EXTRACTED MATERIAL:

::::

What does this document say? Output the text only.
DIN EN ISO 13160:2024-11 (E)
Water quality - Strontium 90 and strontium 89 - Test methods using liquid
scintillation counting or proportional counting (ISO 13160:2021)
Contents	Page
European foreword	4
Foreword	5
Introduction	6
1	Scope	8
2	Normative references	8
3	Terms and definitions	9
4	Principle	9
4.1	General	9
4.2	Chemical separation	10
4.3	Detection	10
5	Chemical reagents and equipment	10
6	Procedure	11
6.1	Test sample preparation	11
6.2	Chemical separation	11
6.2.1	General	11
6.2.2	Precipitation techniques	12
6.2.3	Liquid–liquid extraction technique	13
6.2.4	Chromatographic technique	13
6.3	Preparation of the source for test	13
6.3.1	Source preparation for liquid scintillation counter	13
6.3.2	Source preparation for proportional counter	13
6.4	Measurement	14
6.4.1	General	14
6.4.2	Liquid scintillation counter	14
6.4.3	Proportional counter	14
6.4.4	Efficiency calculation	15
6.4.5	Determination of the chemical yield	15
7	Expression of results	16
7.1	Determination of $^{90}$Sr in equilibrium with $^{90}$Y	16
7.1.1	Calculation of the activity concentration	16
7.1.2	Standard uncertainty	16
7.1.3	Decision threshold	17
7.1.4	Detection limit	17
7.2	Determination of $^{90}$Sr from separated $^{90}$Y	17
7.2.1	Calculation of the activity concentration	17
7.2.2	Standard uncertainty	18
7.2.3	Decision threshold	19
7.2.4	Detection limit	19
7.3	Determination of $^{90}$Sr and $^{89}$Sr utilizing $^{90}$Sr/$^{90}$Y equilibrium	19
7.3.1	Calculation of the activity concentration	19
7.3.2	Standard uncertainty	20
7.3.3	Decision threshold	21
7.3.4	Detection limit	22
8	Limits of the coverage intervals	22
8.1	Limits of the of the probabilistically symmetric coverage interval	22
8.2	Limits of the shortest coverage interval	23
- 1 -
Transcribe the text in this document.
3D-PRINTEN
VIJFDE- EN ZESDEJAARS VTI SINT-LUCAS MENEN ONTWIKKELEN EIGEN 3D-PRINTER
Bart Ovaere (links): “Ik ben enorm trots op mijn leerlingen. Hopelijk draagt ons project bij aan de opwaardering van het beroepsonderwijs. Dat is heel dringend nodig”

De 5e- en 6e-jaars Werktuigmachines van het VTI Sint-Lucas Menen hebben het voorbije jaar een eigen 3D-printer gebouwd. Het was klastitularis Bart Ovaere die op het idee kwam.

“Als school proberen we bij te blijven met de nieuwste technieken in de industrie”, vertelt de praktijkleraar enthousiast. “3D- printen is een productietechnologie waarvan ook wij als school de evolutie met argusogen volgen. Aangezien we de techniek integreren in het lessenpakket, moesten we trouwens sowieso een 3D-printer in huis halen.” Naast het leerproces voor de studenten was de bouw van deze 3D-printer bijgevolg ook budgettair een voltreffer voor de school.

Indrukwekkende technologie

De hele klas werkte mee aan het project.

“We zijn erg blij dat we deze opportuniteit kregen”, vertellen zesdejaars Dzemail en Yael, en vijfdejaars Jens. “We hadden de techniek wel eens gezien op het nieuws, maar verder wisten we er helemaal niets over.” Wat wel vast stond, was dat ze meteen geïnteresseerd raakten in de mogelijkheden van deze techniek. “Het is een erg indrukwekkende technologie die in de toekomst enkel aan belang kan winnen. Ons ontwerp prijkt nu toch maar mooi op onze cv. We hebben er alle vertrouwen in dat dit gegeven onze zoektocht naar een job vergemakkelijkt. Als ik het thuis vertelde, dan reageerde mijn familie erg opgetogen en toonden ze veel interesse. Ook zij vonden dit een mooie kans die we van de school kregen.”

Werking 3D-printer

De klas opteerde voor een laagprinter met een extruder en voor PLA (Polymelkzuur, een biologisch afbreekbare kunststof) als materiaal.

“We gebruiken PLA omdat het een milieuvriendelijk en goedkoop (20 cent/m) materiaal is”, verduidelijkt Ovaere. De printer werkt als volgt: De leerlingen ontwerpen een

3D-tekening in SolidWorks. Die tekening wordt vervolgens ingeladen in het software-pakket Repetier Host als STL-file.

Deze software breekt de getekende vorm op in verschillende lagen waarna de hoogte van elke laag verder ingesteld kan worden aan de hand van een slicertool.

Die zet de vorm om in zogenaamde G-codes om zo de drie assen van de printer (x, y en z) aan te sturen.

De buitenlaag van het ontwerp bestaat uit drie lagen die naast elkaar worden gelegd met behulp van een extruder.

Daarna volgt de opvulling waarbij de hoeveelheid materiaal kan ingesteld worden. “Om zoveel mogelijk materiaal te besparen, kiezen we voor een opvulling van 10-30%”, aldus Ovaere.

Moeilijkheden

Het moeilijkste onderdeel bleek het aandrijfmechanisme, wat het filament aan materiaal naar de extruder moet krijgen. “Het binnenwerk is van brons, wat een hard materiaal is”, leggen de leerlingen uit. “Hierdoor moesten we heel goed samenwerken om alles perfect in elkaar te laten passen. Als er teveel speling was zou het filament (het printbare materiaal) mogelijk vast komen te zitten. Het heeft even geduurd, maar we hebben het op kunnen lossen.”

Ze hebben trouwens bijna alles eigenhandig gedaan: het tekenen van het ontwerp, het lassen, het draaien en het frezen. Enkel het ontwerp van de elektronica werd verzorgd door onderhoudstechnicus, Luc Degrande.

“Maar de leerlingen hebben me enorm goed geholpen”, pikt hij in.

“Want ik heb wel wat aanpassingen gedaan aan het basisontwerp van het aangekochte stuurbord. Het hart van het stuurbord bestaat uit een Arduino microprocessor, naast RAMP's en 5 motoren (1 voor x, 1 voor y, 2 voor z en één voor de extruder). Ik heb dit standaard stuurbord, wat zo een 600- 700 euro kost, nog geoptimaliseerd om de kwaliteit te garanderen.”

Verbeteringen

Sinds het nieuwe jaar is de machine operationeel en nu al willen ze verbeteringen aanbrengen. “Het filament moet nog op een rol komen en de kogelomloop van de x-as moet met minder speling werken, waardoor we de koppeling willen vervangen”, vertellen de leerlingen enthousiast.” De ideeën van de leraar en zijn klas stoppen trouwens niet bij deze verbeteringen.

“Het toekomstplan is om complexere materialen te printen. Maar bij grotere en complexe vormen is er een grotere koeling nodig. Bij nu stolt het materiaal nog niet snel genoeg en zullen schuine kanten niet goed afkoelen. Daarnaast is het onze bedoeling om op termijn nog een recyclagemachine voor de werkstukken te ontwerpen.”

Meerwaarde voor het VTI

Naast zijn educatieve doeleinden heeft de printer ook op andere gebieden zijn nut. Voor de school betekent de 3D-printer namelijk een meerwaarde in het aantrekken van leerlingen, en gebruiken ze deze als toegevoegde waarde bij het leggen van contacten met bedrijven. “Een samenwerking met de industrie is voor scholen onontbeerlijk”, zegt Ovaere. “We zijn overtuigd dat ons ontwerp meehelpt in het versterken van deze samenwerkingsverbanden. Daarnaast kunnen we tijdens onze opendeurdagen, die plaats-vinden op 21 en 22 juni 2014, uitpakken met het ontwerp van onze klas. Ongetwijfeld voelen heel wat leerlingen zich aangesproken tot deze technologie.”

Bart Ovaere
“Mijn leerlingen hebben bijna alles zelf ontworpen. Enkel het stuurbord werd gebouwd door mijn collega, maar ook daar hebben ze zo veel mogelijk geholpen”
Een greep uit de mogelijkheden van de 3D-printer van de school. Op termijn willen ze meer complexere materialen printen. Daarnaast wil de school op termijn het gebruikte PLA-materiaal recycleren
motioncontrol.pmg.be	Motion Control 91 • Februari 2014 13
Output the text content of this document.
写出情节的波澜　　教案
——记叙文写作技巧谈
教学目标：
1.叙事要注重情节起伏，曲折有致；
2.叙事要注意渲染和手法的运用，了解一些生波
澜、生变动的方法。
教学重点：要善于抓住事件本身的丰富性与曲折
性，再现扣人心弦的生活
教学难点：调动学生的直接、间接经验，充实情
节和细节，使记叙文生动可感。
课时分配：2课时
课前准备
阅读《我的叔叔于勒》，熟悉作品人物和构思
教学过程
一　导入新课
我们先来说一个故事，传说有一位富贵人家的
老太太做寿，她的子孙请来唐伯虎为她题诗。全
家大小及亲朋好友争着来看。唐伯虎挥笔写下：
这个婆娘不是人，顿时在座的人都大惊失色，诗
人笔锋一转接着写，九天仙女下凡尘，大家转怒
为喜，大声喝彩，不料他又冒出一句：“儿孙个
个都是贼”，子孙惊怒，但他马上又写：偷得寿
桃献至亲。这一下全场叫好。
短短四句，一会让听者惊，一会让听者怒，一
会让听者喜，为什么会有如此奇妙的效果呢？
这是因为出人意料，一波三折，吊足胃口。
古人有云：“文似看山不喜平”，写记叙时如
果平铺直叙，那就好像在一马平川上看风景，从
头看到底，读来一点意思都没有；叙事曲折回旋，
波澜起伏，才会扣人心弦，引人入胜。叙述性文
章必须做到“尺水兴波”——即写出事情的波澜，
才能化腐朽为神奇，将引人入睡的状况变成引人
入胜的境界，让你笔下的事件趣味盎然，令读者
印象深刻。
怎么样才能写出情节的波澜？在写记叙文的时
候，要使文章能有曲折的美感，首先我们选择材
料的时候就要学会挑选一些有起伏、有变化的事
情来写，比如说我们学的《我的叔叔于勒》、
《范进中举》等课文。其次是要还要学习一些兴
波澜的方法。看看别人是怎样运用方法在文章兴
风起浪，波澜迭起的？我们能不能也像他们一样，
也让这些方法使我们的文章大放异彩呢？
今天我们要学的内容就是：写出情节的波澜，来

::::

WHAT YOU ARE ASKED TO DO:
Isolate the lines above that contain the word "gedaan" and copy them.

COMPLETE RESPONSE:
Ze hebben trouwens bijna alles eigenhandig gedaan: het tekenen van het ontwerp, het lassen, het draaien en het frezen. Enkel het ontwerp van de elektronica werd verzorgd door onderhoudstechnicus, Luc Degrande.
“Want ik heb wel wat aanpassingen gedaan aan het basisontwerp van het aangekochte stuurbord. Het hart van het stuurbord bestaat uit een Arduino microprocessor, naast RAMP's en 5 motoren (1 voor x, 1 voor y, 2 voor z en één voor de extruder). Ik heb dit standaard stuurbord, wat zo een 600- 700 euro kost, nog geoptimaliseerd om de kwaliteit te garanderen.”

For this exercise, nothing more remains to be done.